**WRITTEN INSTRUCTION**
Carry none of the pictures over; write out the complete data exactly.
+ + + +
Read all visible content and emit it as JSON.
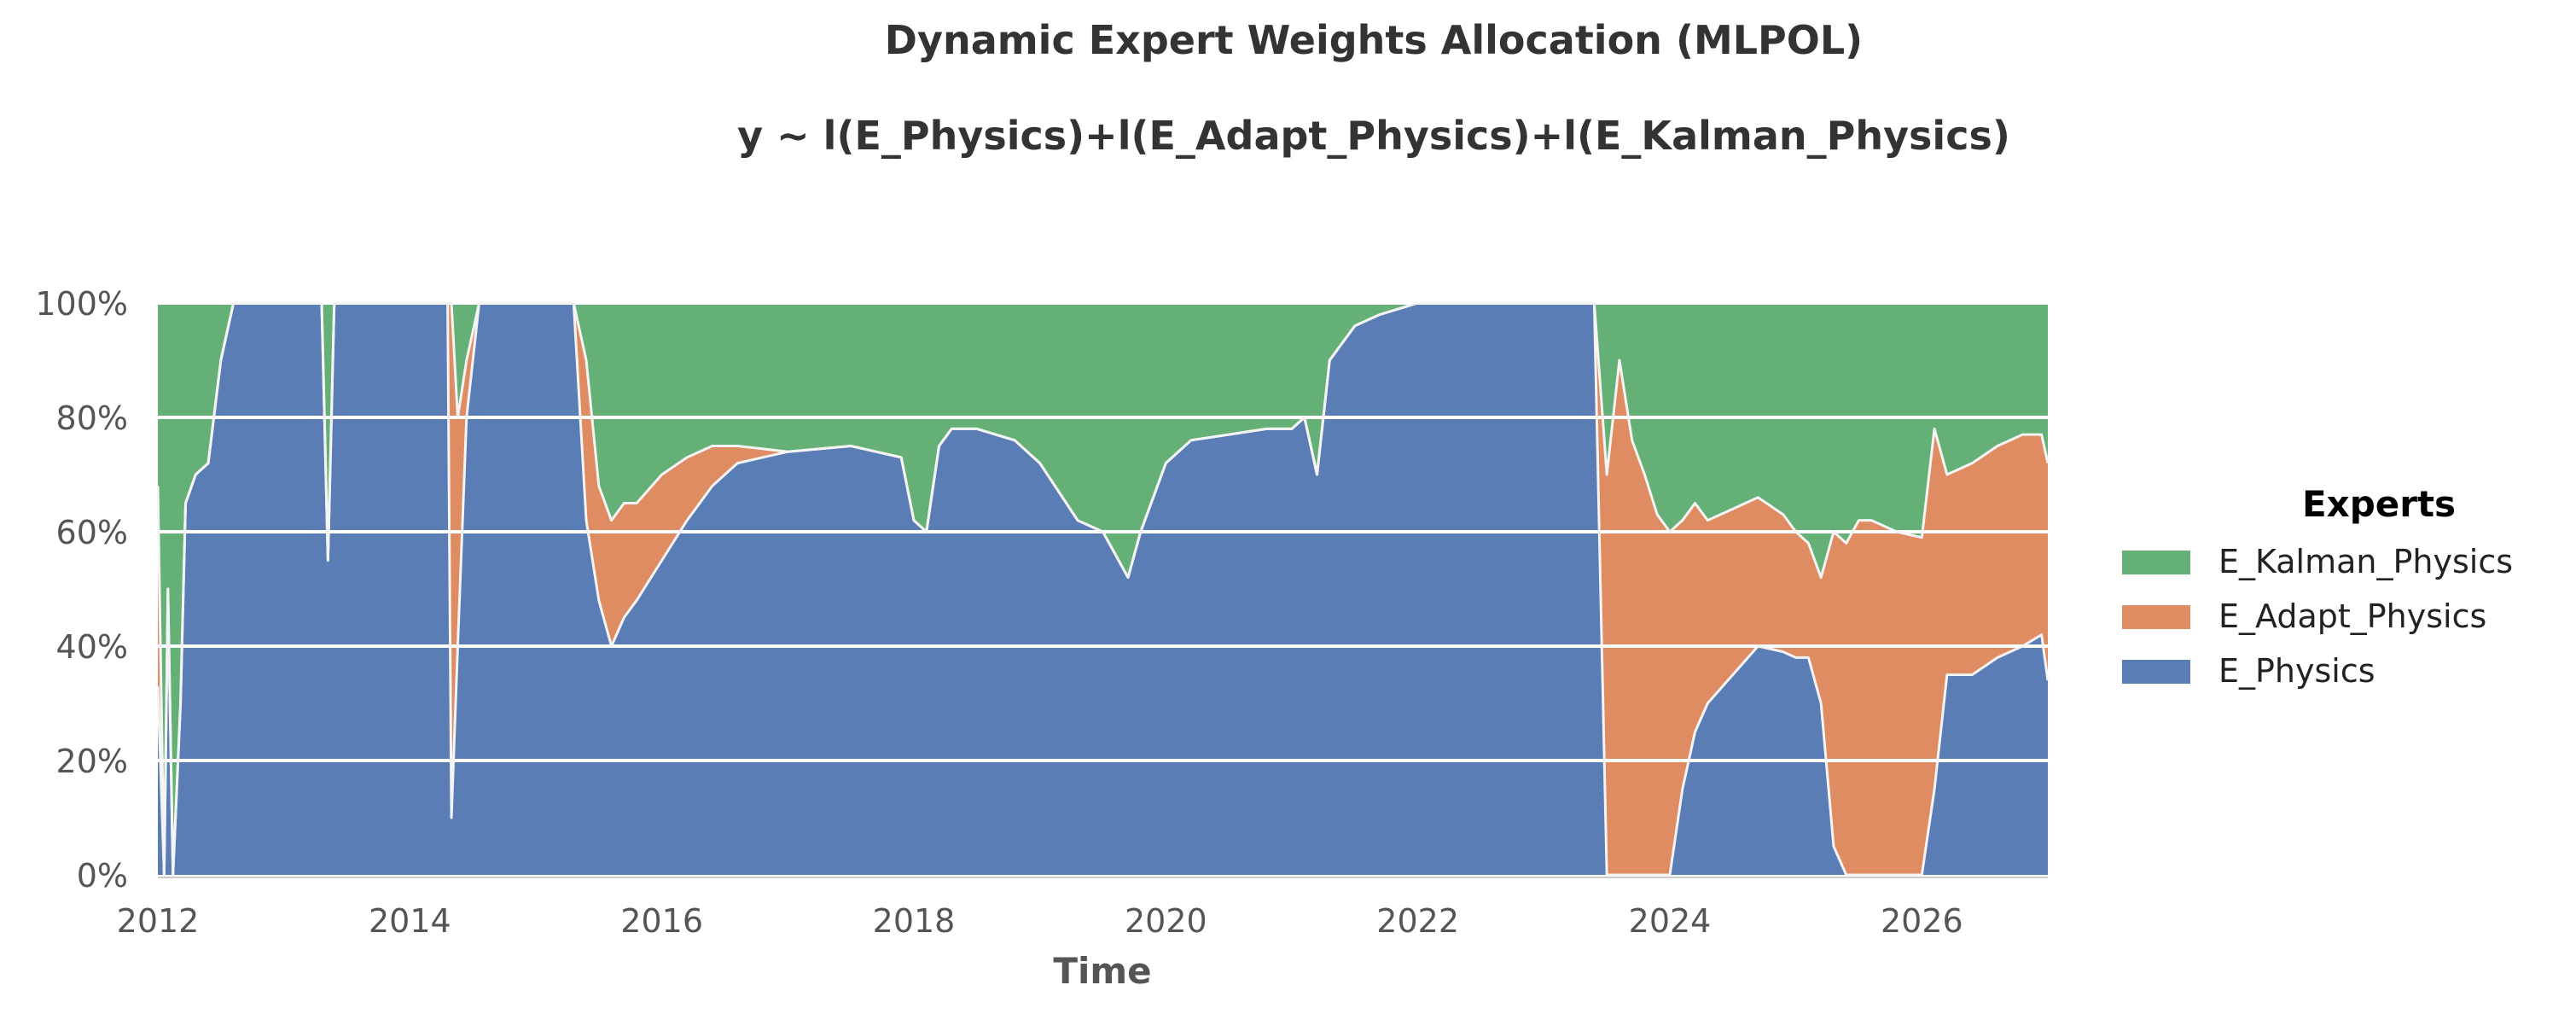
{
  "chart_data": {
    "type": "area",
    "stacked": true,
    "title": "Dynamic Expert Weights Allocation (MLPOL)",
    "subtitle": "y ~ l(E_Physics)+l(E_Adapt_Physics)+l(E_Kalman_Physics)",
    "xlabel": "Time",
    "ylabel": "",
    "xlim": [
      2012.0,
      2027.0
    ],
    "ylim": [
      0,
      100
    ],
    "x_ticks": [
      2012,
      2014,
      2016,
      2018,
      2020,
      2022,
      2024,
      2026
    ],
    "x_tick_labels": [
      "2012",
      "2014",
      "2016",
      "2018",
      "2020",
      "2022",
      "2024",
      "2026"
    ],
    "y_ticks": [
      0,
      20,
      40,
      60,
      80,
      100
    ],
    "y_tick_labels": [
      "0%",
      "20%",
      "40%",
      "60%",
      "80%",
      "100%"
    ],
    "grid": "horizontal",
    "legend": {
      "title": "Experts",
      "placement": "right",
      "entries": [
        "E_Kalman_Physics",
        "E_Adapt_Physics",
        "E_Physics"
      ]
    },
    "x": [
      2012.0,
      2012.05,
      2012.08,
      2012.12,
      2012.18,
      2012.22,
      2012.3,
      2012.4,
      2012.5,
      2012.6,
      2012.75,
      2013.0,
      2013.3,
      2013.35,
      2013.4,
      2013.8,
      2014.0,
      2014.3,
      2014.33,
      2014.38,
      2014.45,
      2014.55,
      2014.7,
      2015.0,
      2015.3,
      2015.4,
      2015.5,
      2015.6,
      2015.7,
      2015.8,
      2016.0,
      2016.2,
      2016.4,
      2016.6,
      2017.0,
      2017.5,
      2017.9,
      2018.0,
      2018.1,
      2018.2,
      2018.3,
      2018.5,
      2018.8,
      2019.0,
      2019.3,
      2019.5,
      2019.7,
      2019.8,
      2020.0,
      2020.2,
      2020.5,
      2020.8,
      2021.0,
      2021.1,
      2021.2,
      2021.3,
      2021.5,
      2021.7,
      2022.0,
      2022.5,
      2023.0,
      2023.4,
      2023.5,
      2023.6,
      2023.7,
      2023.8,
      2023.9,
      2024.0,
      2024.1,
      2024.2,
      2024.3,
      2024.5,
      2024.7,
      2024.9,
      2025.0,
      2025.1,
      2025.2,
      2025.3,
      2025.4,
      2025.5,
      2025.6,
      2025.8,
      2026.0,
      2026.1,
      2026.2,
      2026.4,
      2026.6,
      2026.8,
      2026.95,
      2027.0
    ],
    "series": [
      {
        "name": "E_Physics",
        "color": "#5b7db5",
        "values": [
          33,
          0,
          50,
          0,
          30,
          65,
          70,
          72,
          90,
          100,
          100,
          100,
          100,
          55,
          100,
          100,
          100,
          100,
          10,
          40,
          80,
          100,
          100,
          100,
          100,
          62,
          48,
          40,
          45,
          48,
          55,
          62,
          68,
          72,
          74,
          75,
          73,
          62,
          60,
          75,
          78,
          78,
          76,
          72,
          62,
          60,
          52,
          60,
          72,
          76,
          77,
          78,
          78,
          80,
          70,
          90,
          96,
          98,
          100,
          100,
          100,
          100,
          0,
          0,
          0,
          0,
          0,
          0,
          15,
          25,
          30,
          35,
          40,
          39,
          38,
          38,
          30,
          5,
          0,
          0,
          0,
          0,
          0,
          15,
          35,
          35,
          38,
          40,
          42,
          34
        ]
      },
      {
        "name": "E_Adapt_Physics",
        "color": "#e08c63",
        "values": [
          35,
          0,
          0,
          0,
          0,
          0,
          0,
          0,
          0,
          0,
          0,
          0,
          0,
          0,
          0,
          0,
          0,
          0,
          90,
          40,
          10,
          0,
          0,
          0,
          0,
          28,
          20,
          22,
          20,
          17,
          15,
          11,
          7,
          3,
          0,
          0,
          0,
          0,
          0,
          0,
          0,
          0,
          0,
          0,
          0,
          0,
          0,
          0,
          0,
          0,
          0,
          0,
          0,
          0,
          0,
          0,
          0,
          0,
          0,
          0,
          0,
          0,
          70,
          90,
          76,
          70,
          63,
          60,
          47,
          40,
          32,
          29,
          26,
          24,
          22,
          20,
          22,
          55,
          58,
          62,
          62,
          60,
          59,
          63,
          35,
          37,
          37,
          37,
          35,
          38
        ]
      },
      {
        "name": "E_Kalman_Physics",
        "color": "#65b077",
        "values": [
          32,
          100,
          50,
          100,
          70,
          35,
          30,
          28,
          10,
          0,
          0,
          0,
          0,
          45,
          0,
          0,
          0,
          0,
          0,
          20,
          10,
          0,
          0,
          0,
          0,
          10,
          32,
          38,
          35,
          35,
          30,
          27,
          25,
          25,
          26,
          25,
          27,
          38,
          40,
          25,
          22,
          22,
          24,
          28,
          38,
          40,
          48,
          40,
          28,
          24,
          23,
          22,
          22,
          20,
          30,
          10,
          4,
          2,
          0,
          0,
          0,
          0,
          30,
          10,
          24,
          30,
          37,
          40,
          38,
          35,
          38,
          36,
          34,
          37,
          40,
          42,
          48,
          40,
          42,
          38,
          38,
          40,
          41,
          22,
          30,
          28,
          25,
          23,
          23,
          28
        ]
      }
    ]
  }
}
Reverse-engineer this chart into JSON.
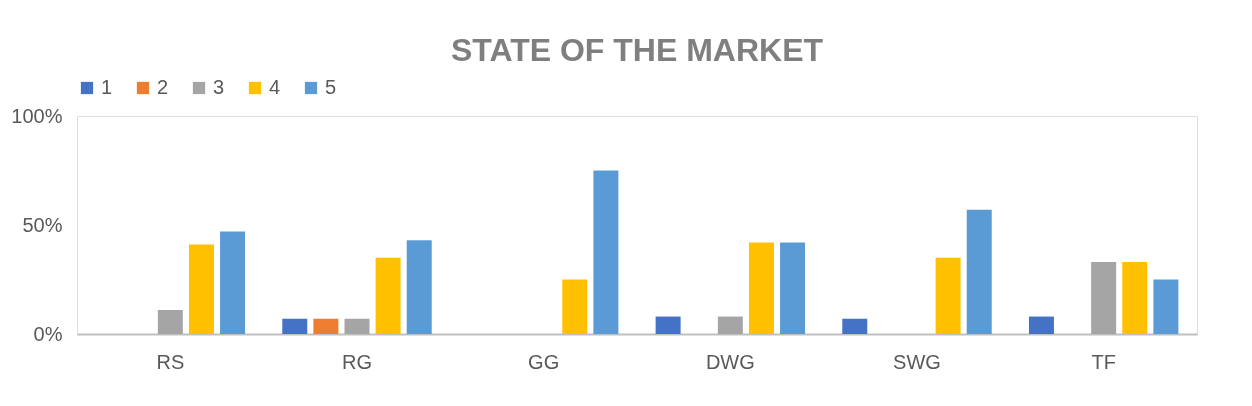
{
  "chart_data": {
    "type": "bar",
    "title": "STATE OF THE MARKET",
    "categories": [
      "RS",
      "RG",
      "GG",
      "DWG",
      "SWG",
      "TF"
    ],
    "series": [
      {
        "name": "1",
        "color": "#4472c4",
        "values": [
          null,
          7,
          null,
          8,
          7,
          8
        ]
      },
      {
        "name": "2",
        "color": "#ed7d31",
        "values": [
          null,
          7,
          null,
          null,
          null,
          null
        ]
      },
      {
        "name": "3",
        "color": "#a5a5a5",
        "values": [
          11,
          7,
          null,
          8,
          null,
          33
        ]
      },
      {
        "name": "4",
        "color": "#ffc000",
        "values": [
          41,
          35,
          25,
          42,
          35,
          33
        ]
      },
      {
        "name": "5",
        "color": "#5b9bd5",
        "values": [
          47,
          43,
          75,
          42,
          57,
          25
        ]
      }
    ],
    "ylim": [
      0,
      100
    ],
    "yticks": [
      {
        "value": 0,
        "label": "0%"
      },
      {
        "value": 50,
        "label": "50%"
      },
      {
        "value": 100,
        "label": "100%"
      }
    ],
    "grid": false,
    "legend": "top"
  }
}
+ + + +
**EXERCISE RESPONSE**
Read all visible content and emit it as JSON.
{
  "chart_data": {
    "type": "area",
    "stacked": true,
    "title": "Dynamic Expert Weights Allocation (MLPOL)",
    "subtitle": "y ~ l(E_Physics)+l(E_Adapt_Physics)+l(E_Kalman_Physics)",
    "xlabel": "Time",
    "ylabel": "",
    "xlim": [
      2012.0,
      2027.0
    ],
    "ylim": [
      0,
      100
    ],
    "x_ticks": [
      2012,
      2014,
      2016,
      2018,
      2020,
      2022,
      2024,
      2026
    ],
    "x_tick_labels": [
      "2012",
      "2014",
      "2016",
      "2018",
      "2020",
      "2022",
      "2024",
      "2026"
    ],
    "y_ticks": [
      0,
      20,
      40,
      60,
      80,
      100
    ],
    "y_tick_labels": [
      "0%",
      "20%",
      "40%",
      "60%",
      "80%",
      "100%"
    ],
    "grid": "horizontal",
    "legend": {
      "title": "Experts",
      "placement": "right",
      "entries": [
        "E_Kalman_Physics",
        "E_Adapt_Physics",
        "E_Physics"
      ]
    },
    "x": [
      2012.0,
      2012.05,
      2012.08,
      2012.12,
      2012.18,
      2012.22,
      2012.3,
      2012.4,
      2012.5,
      2012.6,
      2012.75,
      2013.0,
      2013.3,
      2013.35,
      2013.4,
      2013.8,
      2014.0,
      2014.3,
      2014.33,
      2014.38,
      2014.45,
      2014.55,
      2014.7,
      2015.0,
      2015.3,
      2015.4,
      2015.5,
      2015.6,
      2015.7,
      2015.8,
      2016.0,
      2016.2,
      2016.4,
      2016.6,
      2017.0,
      2017.5,
      2017.9,
      2018.0,
      2018.1,
      2018.2,
      2018.3,
      2018.5,
      2018.8,
      2019.0,
      2019.3,
      2019.5,
      2019.7,
      2019.8,
      2020.0,
      2020.2,
      2020.5,
      2020.8,
      2021.0,
      2021.1,
      2021.2,
      2021.3,
      2021.5,
      2021.7,
      2022.0,
      2022.5,
      2023.0,
      2023.4,
      2023.5,
      2023.6,
      2023.7,
      2023.8,
      2023.9,
      2024.0,
      2024.1,
      2024.2,
      2024.3,
      2024.5,
      2024.7,
      2024.9,
      2025.0,
      2025.1,
      2025.2,
      2025.3,
      2025.4,
      2025.5,
      2025.6,
      2025.8,
      2026.0,
      2026.1,
      2026.2,
      2026.4,
      2026.6,
      2026.8,
      2026.95,
      2027.0
    ],
    "series": [
      {
        "name": "E_Physics",
        "color": "#5b7db5",
        "values": [
          33,
          0,
          50,
          0,
          30,
          65,
          70,
          72,
          90,
          100,
          100,
          100,
          100,
          55,
          100,
          100,
          100,
          100,
          10,
          40,
          80,
          100,
          100,
          100,
          100,
          62,
          48,
          40,
          45,
          48,
          55,
          62,
          68,
          72,
          74,
          75,
          73,
          62,
          60,
          75,
          78,
          78,
          76,
          72,
          62,
          60,
          52,
          60,
          72,
          76,
          77,
          78,
          78,
          80,
          70,
          90,
          96,
          98,
          100,
          100,
          100,
          100,
          0,
          0,
          0,
          0,
          0,
          0,
          15,
          25,
          30,
          35,
          40,
          39,
          38,
          38,
          30,
          5,
          0,
          0,
          0,
          0,
          0,
          15,
          35,
          35,
          38,
          40,
          42,
          34
        ]
      },
      {
        "name": "E_Adapt_Physics",
        "color": "#e08c63",
        "values": [
          35,
          0,
          0,
          0,
          0,
          0,
          0,
          0,
          0,
          0,
          0,
          0,
          0,
          0,
          0,
          0,
          0,
          0,
          90,
          40,
          10,
          0,
          0,
          0,
          0,
          28,
          20,
          22,
          20,
          17,
          15,
          11,
          7,
          3,
          0,
          0,
          0,
          0,
          0,
          0,
          0,
          0,
          0,
          0,
          0,
          0,
          0,
          0,
          0,
          0,
          0,
          0,
          0,
          0,
          0,
          0,
          0,
          0,
          0,
          0,
          0,
          0,
          70,
          90,
          76,
          70,
          63,
          60,
          47,
          40,
          32,
          29,
          26,
          24,
          22,
          20,
          22,
          55,
          58,
          62,
          62,
          60,
          59,
          63,
          35,
          37,
          37,
          37,
          35,
          38
        ]
      },
      {
        "name": "E_Kalman_Physics",
        "color": "#65b077",
        "values": [
          32,
          100,
          50,
          100,
          70,
          35,
          30,
          28,
          10,
          0,
          0,
          0,
          0,
          45,
          0,
          0,
          0,
          0,
          0,
          20,
          10,
          0,
          0,
          0,
          0,
          10,
          32,
          38,
          35,
          35,
          30,
          27,
          25,
          25,
          26,
          25,
          27,
          38,
          40,
          25,
          22,
          22,
          24,
          28,
          38,
          40,
          48,
          40,
          28,
          24,
          23,
          22,
          22,
          20,
          30,
          10,
          4,
          2,
          0,
          0,
          0,
          0,
          30,
          10,
          24,
          30,
          37,
          40,
          38,
          35,
          38,
          36,
          34,
          37,
          40,
          42,
          48,
          40,
          42,
          38,
          38,
          40,
          41,
          22,
          30,
          28,
          25,
          23,
          23,
          28
        ]
      }
    ]
  }
}
Reverse-engineer this chart into JSON.
{
  "chart_data": {
    "type": "bar",
    "title": "STATE OF THE MARKET",
    "categories": [
      "RS",
      "RG",
      "GG",
      "DWG",
      "SWG",
      "TF"
    ],
    "series": [
      {
        "name": "1",
        "color": "#4472c4",
        "values": [
          null,
          7,
          null,
          8,
          7,
          8
        ]
      },
      {
        "name": "2",
        "color": "#ed7d31",
        "values": [
          null,
          7,
          null,
          null,
          null,
          null
        ]
      },
      {
        "name": "3",
        "color": "#a5a5a5",
        "values": [
          11,
          7,
          null,
          8,
          null,
          33
        ]
      },
      {
        "name": "4",
        "color": "#ffc000",
        "values": [
          41,
          35,
          25,
          42,
          35,
          33
        ]
      },
      {
        "name": "5",
        "color": "#5b9bd5",
        "values": [
          47,
          43,
          75,
          42,
          57,
          25
        ]
      }
    ],
    "ylim": [
      0,
      100
    ],
    "yticks": [
      {
        "value": 0,
        "label": "0%"
      },
      {
        "value": 50,
        "label": "50%"
      },
      {
        "value": 100,
        "label": "100%"
      }
    ],
    "grid": false,
    "legend": "top"
  }
}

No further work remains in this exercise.